▶ **Your objective**:
Drop the pictures and extract exactly the lines from the one that contains "Output a JSON" through the end of the material.

## start

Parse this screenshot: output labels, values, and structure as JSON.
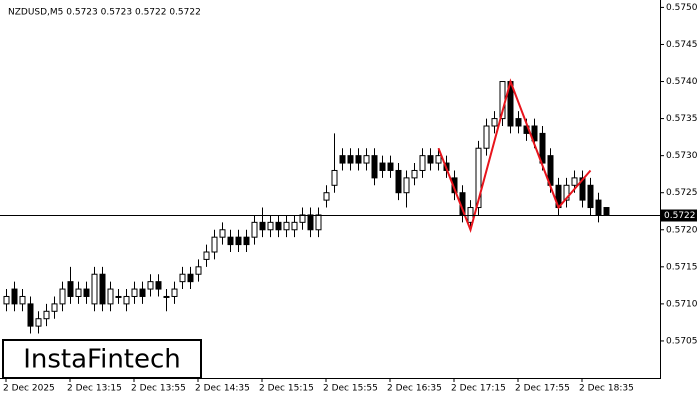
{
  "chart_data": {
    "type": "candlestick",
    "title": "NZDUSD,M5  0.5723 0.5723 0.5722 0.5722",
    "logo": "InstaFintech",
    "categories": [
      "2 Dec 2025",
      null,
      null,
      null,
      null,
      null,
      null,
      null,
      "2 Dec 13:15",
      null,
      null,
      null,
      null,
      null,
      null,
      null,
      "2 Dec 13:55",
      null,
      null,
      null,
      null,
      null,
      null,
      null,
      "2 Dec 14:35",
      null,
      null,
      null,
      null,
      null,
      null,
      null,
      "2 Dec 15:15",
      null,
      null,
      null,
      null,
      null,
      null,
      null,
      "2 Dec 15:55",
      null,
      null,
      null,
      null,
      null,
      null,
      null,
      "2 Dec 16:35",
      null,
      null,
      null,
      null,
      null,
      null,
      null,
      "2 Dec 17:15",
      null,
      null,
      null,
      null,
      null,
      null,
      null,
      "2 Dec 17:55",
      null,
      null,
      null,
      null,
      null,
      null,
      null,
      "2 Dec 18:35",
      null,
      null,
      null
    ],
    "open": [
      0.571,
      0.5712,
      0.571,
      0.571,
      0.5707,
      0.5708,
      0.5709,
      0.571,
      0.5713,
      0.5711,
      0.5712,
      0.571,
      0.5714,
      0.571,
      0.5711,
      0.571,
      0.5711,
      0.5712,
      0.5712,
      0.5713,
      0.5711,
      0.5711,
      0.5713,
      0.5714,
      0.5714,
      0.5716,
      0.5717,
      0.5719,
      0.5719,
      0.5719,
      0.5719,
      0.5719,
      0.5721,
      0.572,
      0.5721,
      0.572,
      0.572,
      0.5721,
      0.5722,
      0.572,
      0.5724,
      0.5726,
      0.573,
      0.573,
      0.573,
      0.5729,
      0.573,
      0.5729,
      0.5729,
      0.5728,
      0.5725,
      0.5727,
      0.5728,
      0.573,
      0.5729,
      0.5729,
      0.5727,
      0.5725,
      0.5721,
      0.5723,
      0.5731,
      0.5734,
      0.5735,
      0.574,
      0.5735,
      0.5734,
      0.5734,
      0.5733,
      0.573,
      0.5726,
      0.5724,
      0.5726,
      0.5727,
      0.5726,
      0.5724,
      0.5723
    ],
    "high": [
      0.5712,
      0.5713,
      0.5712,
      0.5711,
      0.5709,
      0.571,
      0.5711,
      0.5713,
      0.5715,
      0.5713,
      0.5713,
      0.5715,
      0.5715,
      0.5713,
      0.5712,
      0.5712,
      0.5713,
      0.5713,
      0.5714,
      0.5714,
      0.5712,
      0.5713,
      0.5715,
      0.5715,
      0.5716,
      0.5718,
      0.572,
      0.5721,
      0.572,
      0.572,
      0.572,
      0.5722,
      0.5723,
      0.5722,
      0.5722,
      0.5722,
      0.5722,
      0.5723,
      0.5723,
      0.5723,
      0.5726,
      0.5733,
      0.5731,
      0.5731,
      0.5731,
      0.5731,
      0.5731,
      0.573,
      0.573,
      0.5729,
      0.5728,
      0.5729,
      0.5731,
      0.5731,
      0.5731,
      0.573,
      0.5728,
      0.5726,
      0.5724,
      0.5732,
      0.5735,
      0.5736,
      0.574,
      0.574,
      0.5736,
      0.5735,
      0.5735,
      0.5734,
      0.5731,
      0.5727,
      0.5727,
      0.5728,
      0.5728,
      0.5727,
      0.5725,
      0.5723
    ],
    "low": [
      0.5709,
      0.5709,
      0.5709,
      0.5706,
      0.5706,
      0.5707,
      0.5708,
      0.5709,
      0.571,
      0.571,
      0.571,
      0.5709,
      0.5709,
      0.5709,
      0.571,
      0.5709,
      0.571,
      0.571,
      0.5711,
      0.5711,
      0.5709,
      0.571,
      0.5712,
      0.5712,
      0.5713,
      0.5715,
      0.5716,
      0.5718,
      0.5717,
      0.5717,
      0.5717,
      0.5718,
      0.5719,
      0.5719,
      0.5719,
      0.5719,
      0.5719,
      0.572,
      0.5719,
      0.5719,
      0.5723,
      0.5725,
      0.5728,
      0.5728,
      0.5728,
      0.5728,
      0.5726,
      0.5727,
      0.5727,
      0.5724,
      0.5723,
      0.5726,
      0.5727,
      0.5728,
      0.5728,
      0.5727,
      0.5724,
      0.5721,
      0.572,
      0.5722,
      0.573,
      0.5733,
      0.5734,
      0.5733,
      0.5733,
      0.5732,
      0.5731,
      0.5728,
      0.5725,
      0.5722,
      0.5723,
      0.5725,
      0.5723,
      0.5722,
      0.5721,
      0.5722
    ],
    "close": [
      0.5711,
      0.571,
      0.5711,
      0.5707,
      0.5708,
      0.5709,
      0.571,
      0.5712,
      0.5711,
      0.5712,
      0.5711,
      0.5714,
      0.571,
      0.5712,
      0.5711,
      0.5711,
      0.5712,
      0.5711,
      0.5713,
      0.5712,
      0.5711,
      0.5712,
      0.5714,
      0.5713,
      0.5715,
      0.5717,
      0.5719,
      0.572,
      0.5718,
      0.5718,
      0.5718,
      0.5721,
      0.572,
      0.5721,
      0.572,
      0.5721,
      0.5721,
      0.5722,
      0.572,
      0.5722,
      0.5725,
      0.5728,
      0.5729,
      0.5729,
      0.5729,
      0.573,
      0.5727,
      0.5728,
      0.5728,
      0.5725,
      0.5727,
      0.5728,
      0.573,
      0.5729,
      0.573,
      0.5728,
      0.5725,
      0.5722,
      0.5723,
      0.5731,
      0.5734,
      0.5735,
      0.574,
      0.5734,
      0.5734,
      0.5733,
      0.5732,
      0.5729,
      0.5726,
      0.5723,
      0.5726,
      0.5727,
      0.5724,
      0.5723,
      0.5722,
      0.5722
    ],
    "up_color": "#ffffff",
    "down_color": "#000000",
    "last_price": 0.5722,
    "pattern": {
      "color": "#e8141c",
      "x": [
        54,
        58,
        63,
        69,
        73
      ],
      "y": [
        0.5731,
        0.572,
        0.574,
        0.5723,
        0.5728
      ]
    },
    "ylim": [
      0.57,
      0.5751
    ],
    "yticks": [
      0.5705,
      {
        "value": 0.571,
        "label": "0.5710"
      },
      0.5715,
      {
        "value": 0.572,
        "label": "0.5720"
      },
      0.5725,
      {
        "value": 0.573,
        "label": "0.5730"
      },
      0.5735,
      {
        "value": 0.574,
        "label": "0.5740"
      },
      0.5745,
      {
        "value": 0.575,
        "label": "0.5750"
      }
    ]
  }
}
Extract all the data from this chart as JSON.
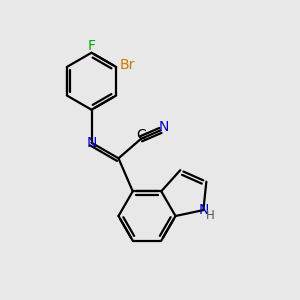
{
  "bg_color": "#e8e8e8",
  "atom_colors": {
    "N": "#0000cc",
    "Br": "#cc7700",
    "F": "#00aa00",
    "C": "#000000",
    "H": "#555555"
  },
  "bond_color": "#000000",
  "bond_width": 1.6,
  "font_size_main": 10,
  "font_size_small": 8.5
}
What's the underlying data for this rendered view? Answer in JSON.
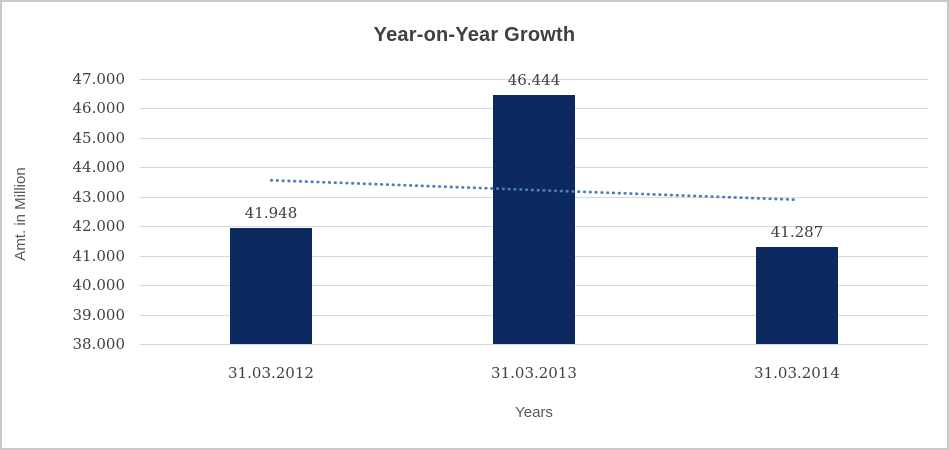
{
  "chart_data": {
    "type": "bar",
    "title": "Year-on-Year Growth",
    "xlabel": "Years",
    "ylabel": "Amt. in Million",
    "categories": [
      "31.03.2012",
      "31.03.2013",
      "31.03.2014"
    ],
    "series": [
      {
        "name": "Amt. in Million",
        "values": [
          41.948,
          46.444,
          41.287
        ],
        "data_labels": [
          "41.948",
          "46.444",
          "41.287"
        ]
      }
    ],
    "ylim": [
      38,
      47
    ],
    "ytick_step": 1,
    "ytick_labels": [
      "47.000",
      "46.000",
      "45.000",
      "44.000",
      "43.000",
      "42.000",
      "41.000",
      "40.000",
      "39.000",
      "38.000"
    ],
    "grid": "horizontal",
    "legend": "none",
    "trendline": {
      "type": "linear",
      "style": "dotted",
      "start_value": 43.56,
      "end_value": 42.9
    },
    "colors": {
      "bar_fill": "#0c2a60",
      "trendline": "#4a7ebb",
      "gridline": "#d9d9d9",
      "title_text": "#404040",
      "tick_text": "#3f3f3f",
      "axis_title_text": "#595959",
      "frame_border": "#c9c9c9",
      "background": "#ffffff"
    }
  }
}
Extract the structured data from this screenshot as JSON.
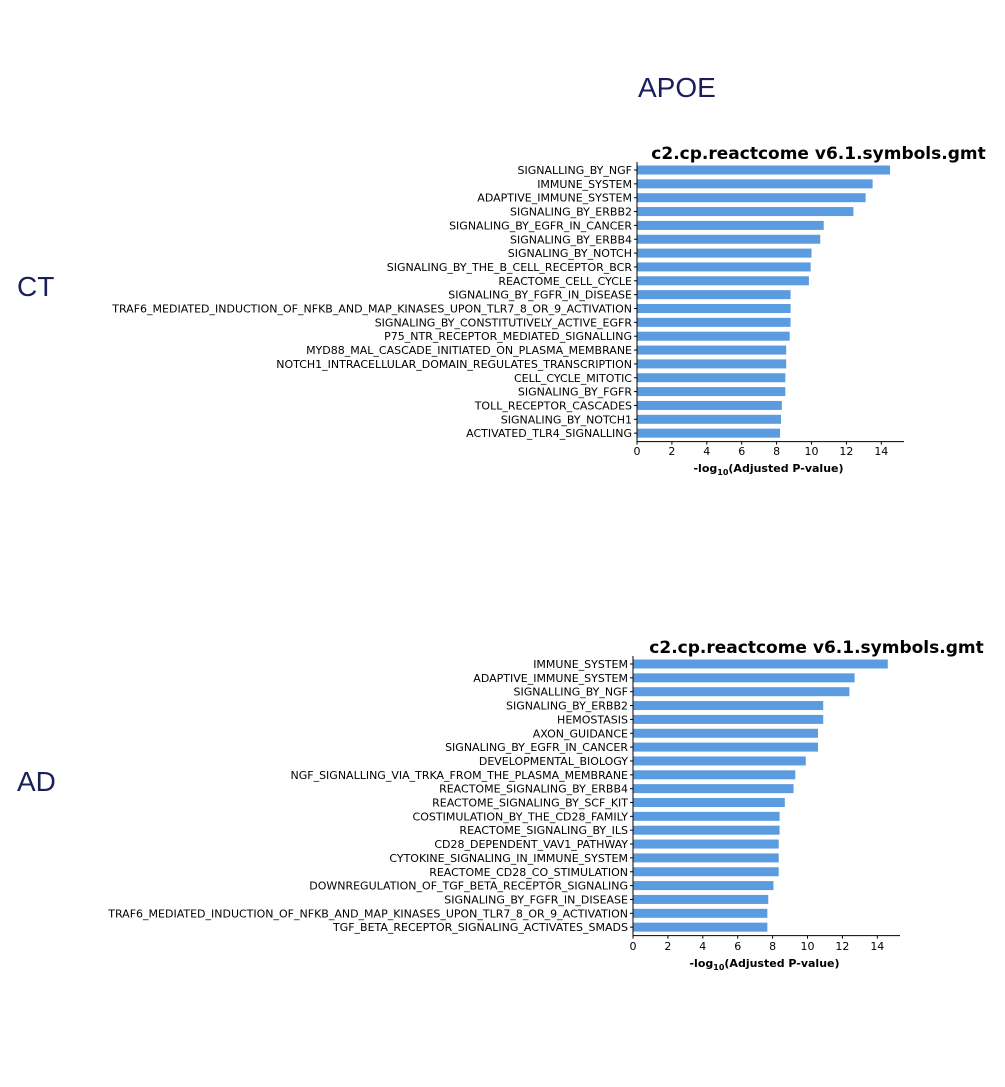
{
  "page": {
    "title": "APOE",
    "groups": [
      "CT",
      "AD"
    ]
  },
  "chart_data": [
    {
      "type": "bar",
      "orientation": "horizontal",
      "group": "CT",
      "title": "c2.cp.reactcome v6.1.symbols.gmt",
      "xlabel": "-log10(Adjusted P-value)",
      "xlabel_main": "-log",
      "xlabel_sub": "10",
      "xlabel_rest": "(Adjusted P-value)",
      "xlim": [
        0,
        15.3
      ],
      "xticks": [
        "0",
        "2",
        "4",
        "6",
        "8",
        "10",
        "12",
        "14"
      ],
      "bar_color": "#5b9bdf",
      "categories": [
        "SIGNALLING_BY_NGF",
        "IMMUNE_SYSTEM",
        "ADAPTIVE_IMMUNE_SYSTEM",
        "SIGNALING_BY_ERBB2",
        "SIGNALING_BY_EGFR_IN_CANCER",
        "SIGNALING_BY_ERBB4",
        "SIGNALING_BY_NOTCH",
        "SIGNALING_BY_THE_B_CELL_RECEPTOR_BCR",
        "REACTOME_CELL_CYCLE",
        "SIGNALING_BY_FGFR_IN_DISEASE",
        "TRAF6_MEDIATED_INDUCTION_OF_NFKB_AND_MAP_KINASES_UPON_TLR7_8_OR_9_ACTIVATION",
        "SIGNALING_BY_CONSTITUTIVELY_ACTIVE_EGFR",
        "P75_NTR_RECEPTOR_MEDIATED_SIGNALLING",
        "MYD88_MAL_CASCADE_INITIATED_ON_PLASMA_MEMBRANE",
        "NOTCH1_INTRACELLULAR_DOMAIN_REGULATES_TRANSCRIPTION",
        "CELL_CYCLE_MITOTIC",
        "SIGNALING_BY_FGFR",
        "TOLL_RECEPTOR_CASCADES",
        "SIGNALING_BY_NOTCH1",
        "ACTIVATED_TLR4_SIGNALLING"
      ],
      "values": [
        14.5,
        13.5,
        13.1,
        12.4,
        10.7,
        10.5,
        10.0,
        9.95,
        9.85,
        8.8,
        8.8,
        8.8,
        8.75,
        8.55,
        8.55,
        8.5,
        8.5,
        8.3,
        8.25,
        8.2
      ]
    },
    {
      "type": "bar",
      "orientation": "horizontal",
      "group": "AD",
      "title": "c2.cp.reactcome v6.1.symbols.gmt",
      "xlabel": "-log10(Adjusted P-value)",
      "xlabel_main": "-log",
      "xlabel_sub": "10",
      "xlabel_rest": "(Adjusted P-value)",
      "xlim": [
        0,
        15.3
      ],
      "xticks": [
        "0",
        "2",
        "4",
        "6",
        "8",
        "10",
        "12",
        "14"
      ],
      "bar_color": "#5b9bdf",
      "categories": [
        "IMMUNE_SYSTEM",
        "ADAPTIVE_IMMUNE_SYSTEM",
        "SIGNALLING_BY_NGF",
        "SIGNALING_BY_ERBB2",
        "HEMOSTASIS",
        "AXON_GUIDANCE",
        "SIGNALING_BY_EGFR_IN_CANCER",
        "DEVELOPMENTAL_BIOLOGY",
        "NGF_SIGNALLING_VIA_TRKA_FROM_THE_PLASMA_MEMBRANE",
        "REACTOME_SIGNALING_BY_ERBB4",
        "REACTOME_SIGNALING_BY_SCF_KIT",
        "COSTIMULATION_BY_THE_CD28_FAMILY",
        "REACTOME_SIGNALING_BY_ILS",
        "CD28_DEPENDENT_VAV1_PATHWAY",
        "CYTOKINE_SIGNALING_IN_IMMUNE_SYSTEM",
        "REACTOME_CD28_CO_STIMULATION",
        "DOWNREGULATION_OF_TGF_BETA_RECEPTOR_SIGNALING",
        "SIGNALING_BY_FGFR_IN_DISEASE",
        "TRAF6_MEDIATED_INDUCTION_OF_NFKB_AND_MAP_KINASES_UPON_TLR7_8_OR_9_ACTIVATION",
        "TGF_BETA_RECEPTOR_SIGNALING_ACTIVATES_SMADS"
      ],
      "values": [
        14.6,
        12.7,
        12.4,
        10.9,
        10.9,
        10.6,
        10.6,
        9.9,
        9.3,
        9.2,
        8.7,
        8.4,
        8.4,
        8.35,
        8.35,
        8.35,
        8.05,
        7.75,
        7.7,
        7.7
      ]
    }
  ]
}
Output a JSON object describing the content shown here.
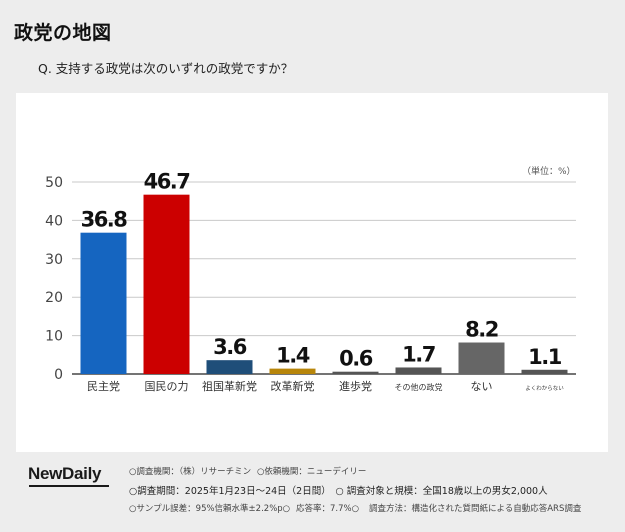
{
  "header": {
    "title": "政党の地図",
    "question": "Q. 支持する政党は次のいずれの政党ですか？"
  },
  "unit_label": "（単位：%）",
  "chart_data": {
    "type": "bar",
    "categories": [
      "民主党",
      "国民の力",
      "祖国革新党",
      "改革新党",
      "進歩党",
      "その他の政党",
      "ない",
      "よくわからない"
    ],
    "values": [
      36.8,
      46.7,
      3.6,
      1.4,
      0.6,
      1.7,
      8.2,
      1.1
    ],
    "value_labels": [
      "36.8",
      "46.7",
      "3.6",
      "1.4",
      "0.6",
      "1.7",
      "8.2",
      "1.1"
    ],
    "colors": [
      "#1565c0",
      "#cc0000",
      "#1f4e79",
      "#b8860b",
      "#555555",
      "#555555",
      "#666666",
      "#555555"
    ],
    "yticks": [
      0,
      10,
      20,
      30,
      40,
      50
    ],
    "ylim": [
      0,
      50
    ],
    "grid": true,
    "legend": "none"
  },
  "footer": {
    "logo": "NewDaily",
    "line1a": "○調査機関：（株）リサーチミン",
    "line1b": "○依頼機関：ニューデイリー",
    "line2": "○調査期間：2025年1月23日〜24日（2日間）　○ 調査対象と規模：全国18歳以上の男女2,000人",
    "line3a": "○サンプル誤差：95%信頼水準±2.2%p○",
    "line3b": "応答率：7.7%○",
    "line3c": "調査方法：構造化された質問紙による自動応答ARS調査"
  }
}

## end

▶ **Exercise solution**:
Output a JSON object describing the content shown here.
{
  "header": {
    "title": "政党の地図",
    "question": "Q. 支持する政党は次のいずれの政党ですか？"
  },
  "unit_label": "（単位：%）",
  "chart_data": {
    "type": "bar",
    "categories": [
      "民主党",
      "国民の力",
      "祖国革新党",
      "改革新党",
      "進歩党",
      "その他の政党",
      "ない",
      "よくわからない"
    ],
    "values": [
      36.8,
      46.7,
      3.6,
      1.4,
      0.6,
      1.7,
      8.2,
      1.1
    ],
    "value_labels": [
      "36.8",
      "46.7",
      "3.6",
      "1.4",
      "0.6",
      "1.7",
      "8.2",
      "1.1"
    ],
    "colors": [
      "#1565c0",
      "#cc0000",
      "#1f4e79",
      "#b8860b",
      "#555555",
      "#555555",
      "#666666",
      "#555555"
    ],
    "yticks": [
      0,
      10,
      20,
      30,
      40,
      50
    ],
    "ylim": [
      0,
      50
    ],
    "grid": true,
    "legend": "none"
  },
  "footer": {
    "logo": "NewDaily",
    "line1a": "○調査機関：（株）リサーチミン",
    "line1b": "○依頼機関：ニューデイリー",
    "line2": "○調査期間：2025年1月23日〜24日（2日間）　○ 調査対象と規模：全国18歳以上の男女2,000人",
    "line3a": "○サンプル誤差：95%信頼水準±2.2%p○",
    "line3b": "応答率：7.7%○",
    "line3c": "調査方法：構造化された質問紙による自動応答ARS調査"
  }
}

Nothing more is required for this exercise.